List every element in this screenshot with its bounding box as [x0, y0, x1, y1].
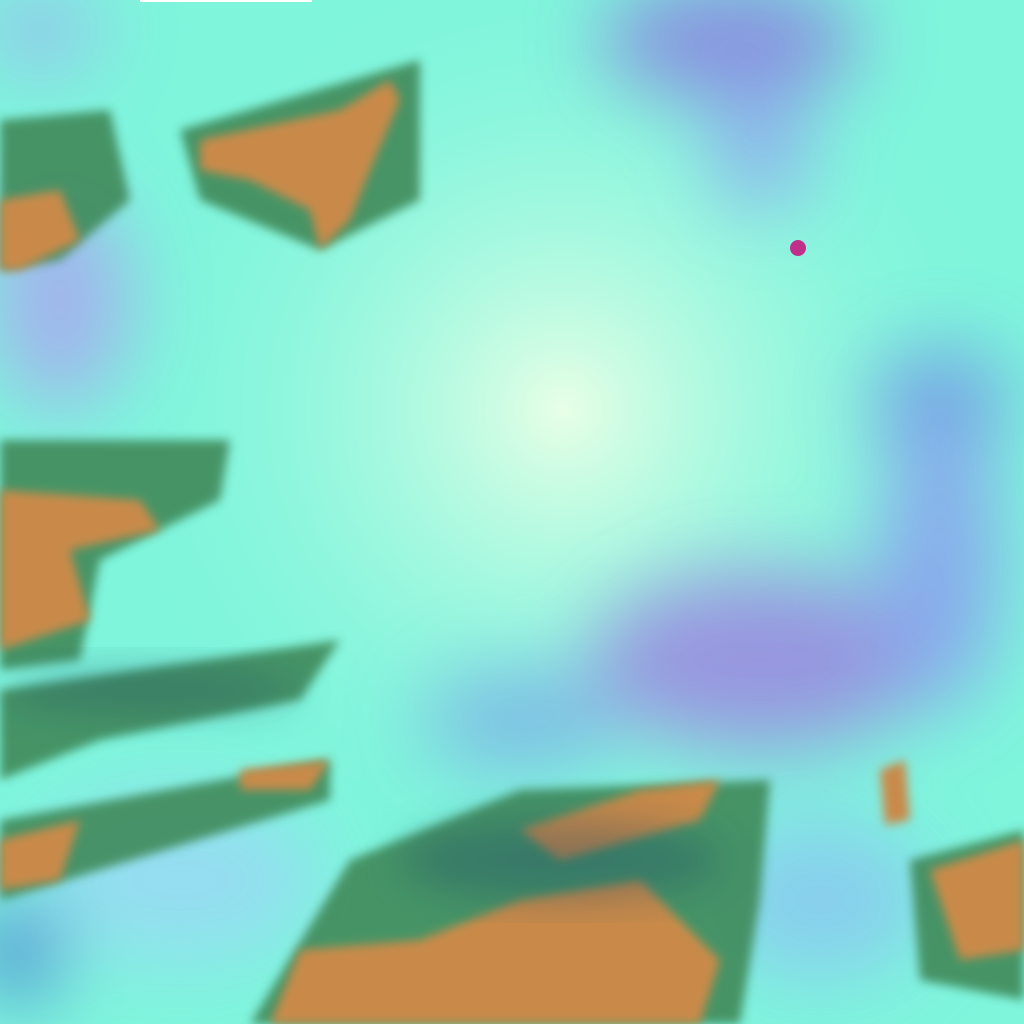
shadow-streaks — [0, 670, 720, 900]
hot-spot — [790, 240, 806, 256]
ground-patches — [0, 80, 1024, 1024]
image-edge-strip — [140, 0, 312, 2]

# # # # #

> Given exercise:
Copy the listing above word for word, leaving out the pictures.

> Solution to this problem:
List every element in this screenshot with its bounding box as [x0, y0, x1, y1].
shadow-streaks — [0, 670, 720, 900]
hot-spot — [790, 240, 806, 256]
ground-patches — [0, 80, 1024, 1024]
image-edge-strip — [140, 0, 312, 2]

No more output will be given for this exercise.